THE TASK
Your task is to filter the data below down to the lines holding "then".

Saved data entries

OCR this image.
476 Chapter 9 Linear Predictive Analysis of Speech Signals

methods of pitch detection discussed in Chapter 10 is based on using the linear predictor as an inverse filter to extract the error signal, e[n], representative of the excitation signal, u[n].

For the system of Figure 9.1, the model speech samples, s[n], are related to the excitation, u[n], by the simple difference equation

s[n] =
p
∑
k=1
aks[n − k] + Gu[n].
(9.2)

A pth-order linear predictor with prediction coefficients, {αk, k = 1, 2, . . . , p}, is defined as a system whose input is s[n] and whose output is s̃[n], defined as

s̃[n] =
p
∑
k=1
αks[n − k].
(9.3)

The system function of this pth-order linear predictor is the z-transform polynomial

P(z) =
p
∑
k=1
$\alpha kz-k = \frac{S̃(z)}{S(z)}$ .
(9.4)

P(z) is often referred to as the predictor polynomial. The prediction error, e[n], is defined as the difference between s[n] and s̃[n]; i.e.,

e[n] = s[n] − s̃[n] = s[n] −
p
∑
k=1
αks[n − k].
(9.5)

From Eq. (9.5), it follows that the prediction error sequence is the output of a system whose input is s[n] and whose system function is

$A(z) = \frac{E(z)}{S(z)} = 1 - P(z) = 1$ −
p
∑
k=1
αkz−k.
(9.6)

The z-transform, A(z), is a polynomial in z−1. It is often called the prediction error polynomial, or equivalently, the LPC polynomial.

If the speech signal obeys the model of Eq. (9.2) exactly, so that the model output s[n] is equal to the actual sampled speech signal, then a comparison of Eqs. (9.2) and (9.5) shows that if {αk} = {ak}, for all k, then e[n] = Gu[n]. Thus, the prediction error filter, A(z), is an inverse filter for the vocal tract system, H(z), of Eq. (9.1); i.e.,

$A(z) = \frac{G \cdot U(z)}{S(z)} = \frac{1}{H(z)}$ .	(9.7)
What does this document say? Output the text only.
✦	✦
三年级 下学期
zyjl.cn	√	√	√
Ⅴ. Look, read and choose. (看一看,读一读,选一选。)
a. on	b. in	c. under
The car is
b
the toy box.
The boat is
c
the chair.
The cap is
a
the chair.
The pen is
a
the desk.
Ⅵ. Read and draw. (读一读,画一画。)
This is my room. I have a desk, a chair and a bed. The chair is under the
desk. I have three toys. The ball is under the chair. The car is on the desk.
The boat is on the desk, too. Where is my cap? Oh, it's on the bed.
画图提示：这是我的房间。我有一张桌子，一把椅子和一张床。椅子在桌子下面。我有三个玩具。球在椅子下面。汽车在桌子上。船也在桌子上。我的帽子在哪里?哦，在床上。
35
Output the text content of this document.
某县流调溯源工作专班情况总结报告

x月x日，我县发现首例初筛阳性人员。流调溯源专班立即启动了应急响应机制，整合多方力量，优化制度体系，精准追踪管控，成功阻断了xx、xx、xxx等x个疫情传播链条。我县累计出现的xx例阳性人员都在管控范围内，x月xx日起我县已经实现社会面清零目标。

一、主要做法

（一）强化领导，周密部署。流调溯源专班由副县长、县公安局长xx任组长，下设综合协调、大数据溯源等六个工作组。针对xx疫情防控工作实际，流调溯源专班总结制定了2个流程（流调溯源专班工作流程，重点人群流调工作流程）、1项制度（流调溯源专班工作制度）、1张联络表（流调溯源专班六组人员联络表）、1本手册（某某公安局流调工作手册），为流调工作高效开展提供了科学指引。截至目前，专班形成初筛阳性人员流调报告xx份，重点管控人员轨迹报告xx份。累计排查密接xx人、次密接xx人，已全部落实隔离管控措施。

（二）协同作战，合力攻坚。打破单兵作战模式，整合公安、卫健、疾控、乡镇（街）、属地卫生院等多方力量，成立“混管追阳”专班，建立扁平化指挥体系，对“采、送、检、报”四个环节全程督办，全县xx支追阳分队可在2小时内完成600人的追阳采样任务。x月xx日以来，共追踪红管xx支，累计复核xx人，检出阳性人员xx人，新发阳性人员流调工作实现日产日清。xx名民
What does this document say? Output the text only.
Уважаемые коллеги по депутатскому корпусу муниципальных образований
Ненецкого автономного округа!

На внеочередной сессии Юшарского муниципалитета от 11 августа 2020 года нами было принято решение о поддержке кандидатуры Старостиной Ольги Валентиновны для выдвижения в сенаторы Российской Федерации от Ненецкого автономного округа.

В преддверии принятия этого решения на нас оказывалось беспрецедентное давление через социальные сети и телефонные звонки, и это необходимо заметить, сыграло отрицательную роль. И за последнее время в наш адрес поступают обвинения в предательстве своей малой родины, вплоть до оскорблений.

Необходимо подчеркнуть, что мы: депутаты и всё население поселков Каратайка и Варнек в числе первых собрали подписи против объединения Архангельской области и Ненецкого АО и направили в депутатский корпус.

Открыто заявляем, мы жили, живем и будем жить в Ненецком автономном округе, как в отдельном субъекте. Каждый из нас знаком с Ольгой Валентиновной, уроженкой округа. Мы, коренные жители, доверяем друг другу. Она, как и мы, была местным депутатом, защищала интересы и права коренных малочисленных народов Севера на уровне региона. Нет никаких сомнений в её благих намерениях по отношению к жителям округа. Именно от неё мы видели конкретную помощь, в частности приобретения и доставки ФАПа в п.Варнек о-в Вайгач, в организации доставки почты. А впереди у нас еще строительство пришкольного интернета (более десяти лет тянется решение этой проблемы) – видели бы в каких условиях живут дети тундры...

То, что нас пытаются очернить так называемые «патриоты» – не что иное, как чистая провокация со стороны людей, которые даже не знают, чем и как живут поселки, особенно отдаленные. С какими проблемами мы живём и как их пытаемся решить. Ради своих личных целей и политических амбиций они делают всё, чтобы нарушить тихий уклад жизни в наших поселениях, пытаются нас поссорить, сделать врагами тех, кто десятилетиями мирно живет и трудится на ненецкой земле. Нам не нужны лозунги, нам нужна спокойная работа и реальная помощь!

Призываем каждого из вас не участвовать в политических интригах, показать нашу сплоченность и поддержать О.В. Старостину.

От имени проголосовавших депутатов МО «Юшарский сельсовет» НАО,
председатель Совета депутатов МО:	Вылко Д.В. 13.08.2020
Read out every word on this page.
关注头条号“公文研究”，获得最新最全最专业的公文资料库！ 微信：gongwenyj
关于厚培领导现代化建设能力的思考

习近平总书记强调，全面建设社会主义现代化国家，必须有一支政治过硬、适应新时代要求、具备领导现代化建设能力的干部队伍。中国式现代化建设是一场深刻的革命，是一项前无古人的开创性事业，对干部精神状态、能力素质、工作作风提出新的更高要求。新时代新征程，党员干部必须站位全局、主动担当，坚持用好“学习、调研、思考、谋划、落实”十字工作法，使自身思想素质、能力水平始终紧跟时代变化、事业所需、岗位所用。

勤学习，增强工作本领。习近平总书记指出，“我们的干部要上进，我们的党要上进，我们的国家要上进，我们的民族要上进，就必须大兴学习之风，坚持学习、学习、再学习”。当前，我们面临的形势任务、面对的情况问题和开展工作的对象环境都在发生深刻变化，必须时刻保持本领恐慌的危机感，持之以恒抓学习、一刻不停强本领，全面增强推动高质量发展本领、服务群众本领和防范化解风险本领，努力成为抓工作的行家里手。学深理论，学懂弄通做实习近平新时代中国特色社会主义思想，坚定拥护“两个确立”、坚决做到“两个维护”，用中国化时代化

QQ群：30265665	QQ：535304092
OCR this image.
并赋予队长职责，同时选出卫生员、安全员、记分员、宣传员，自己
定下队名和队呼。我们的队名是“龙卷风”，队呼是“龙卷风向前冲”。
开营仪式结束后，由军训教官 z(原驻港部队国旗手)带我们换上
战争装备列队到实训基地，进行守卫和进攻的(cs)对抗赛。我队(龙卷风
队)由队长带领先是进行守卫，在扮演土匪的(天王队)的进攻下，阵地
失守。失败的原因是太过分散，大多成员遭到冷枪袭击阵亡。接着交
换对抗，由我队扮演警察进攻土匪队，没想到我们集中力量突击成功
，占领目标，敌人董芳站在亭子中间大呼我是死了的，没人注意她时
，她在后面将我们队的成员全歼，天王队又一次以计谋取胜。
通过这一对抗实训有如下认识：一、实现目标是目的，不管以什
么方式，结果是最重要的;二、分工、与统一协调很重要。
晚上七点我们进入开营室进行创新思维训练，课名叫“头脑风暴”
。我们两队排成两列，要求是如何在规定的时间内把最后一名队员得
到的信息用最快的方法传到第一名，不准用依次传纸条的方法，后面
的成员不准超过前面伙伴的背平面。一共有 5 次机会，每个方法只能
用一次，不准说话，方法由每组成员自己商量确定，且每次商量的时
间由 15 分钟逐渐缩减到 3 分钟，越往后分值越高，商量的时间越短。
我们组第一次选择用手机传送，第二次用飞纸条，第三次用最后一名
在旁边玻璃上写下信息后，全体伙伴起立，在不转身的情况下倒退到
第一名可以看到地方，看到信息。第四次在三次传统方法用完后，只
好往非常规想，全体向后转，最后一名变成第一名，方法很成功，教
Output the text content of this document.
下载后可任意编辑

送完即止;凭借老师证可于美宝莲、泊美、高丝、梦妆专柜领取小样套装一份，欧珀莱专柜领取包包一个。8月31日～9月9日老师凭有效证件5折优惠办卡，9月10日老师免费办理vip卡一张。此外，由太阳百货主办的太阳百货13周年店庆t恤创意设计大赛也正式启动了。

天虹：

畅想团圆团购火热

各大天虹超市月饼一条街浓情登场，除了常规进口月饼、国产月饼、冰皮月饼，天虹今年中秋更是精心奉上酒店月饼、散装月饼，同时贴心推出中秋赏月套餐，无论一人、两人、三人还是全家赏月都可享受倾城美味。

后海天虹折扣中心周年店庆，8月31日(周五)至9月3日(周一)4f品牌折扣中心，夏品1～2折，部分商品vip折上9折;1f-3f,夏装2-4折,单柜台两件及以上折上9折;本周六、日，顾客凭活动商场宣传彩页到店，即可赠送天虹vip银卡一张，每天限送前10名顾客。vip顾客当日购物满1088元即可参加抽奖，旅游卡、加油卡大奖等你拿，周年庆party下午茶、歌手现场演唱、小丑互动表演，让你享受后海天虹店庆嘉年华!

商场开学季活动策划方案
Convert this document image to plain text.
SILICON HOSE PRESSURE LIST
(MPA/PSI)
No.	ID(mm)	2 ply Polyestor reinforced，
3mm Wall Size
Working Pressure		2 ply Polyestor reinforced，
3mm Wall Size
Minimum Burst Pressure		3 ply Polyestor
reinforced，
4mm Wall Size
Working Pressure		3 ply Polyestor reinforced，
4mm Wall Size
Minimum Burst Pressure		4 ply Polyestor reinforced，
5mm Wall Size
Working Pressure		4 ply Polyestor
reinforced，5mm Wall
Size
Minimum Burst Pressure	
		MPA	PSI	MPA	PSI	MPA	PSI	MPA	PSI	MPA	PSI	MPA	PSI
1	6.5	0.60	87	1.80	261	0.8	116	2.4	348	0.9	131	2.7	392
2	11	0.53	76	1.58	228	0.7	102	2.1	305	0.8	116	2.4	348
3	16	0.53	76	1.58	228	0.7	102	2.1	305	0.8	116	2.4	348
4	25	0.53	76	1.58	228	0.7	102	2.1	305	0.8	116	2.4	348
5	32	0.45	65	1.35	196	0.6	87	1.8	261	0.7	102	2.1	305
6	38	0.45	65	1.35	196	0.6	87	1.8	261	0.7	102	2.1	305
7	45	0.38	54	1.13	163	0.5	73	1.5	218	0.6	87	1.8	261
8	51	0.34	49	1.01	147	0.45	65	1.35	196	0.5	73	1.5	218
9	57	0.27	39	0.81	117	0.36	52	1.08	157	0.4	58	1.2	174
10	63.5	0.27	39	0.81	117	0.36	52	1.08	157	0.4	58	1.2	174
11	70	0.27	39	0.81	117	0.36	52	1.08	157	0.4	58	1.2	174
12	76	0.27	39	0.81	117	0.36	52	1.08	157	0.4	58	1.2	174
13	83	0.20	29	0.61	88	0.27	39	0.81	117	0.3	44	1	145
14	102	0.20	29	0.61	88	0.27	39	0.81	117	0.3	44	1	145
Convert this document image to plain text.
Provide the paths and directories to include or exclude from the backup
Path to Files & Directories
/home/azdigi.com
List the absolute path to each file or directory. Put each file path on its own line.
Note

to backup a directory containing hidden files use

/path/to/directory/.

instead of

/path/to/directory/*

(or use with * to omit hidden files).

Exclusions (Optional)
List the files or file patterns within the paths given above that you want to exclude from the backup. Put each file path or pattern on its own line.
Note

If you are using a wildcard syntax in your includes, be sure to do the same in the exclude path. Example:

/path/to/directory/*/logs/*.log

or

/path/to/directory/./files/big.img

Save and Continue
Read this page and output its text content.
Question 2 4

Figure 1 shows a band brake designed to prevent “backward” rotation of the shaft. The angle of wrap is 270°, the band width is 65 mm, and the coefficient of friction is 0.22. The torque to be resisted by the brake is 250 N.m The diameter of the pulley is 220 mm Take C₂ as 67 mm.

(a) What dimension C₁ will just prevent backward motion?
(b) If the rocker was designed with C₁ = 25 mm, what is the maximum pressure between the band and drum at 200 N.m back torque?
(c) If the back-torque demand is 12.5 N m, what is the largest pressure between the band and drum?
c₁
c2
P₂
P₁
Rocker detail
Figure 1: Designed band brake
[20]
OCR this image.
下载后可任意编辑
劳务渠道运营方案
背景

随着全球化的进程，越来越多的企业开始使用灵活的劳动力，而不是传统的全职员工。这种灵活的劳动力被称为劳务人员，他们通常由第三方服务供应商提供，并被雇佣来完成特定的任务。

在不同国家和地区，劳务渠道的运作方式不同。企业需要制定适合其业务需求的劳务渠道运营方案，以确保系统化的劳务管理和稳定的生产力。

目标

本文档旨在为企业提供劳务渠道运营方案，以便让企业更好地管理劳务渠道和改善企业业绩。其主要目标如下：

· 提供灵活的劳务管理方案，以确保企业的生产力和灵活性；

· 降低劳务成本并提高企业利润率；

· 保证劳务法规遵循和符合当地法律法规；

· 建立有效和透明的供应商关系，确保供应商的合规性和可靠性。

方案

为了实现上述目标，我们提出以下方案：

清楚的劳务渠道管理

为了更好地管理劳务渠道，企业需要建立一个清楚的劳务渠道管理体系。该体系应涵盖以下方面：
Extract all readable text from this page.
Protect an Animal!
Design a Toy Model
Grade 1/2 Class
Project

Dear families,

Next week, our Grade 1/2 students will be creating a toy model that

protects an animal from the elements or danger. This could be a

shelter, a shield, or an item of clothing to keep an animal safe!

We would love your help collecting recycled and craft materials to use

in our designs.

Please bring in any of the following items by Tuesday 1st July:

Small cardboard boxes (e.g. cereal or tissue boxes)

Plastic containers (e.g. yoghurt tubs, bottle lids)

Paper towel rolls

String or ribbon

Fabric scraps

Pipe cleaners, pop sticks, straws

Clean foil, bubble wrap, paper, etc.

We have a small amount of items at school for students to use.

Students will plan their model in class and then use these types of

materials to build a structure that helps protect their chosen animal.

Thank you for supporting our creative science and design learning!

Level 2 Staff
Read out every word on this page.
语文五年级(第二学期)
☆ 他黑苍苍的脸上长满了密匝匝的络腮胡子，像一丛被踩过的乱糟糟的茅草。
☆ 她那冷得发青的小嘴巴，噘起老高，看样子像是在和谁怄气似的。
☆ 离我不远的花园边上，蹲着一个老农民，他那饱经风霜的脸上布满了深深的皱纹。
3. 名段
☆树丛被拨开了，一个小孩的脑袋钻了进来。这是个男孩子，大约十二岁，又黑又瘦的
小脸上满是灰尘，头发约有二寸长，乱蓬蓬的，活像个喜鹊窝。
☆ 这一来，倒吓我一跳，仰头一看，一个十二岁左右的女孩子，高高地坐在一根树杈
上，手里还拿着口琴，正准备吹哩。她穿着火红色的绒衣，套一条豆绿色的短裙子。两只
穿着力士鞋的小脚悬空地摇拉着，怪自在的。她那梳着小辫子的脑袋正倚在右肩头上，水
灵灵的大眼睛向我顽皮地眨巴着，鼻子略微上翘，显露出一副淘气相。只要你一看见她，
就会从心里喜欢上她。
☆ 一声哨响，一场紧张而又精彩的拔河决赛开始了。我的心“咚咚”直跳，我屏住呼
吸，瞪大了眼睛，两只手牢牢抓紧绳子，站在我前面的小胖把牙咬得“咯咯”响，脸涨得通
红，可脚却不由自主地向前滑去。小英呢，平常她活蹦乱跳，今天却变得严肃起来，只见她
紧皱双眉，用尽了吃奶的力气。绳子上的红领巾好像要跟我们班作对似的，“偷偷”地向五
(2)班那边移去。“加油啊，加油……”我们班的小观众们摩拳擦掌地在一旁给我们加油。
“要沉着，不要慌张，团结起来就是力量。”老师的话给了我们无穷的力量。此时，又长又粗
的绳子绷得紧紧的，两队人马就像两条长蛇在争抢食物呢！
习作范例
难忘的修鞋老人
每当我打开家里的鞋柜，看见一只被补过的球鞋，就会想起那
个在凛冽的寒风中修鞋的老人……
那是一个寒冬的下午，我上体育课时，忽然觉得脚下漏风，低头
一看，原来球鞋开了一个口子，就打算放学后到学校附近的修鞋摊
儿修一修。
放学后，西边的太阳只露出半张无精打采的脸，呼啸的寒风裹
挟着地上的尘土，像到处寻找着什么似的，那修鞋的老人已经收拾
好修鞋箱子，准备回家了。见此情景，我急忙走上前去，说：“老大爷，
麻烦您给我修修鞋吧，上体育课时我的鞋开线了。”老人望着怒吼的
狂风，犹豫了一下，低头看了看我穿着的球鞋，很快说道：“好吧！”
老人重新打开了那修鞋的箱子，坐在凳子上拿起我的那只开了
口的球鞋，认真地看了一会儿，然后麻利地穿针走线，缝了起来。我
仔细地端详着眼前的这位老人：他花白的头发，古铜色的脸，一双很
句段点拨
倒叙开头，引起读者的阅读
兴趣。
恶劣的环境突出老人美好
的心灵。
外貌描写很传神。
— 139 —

FULL SOLUTION
If the speech signal obeys the model of Eq. (9.2) exactly, so that the model output s[n] is equal to the actual sampled speech signal, then a comparison of Eqs. (9.2) and (9.5) shows that if {αk} = {ak}, for all k, then e[n] = Gu[n]. Thus, the prediction error filter, A(z), is an inverse filter for the vocal tract system, H(z), of Eq. (9.1); i.e.,
Students will plan their model in class and then use these types of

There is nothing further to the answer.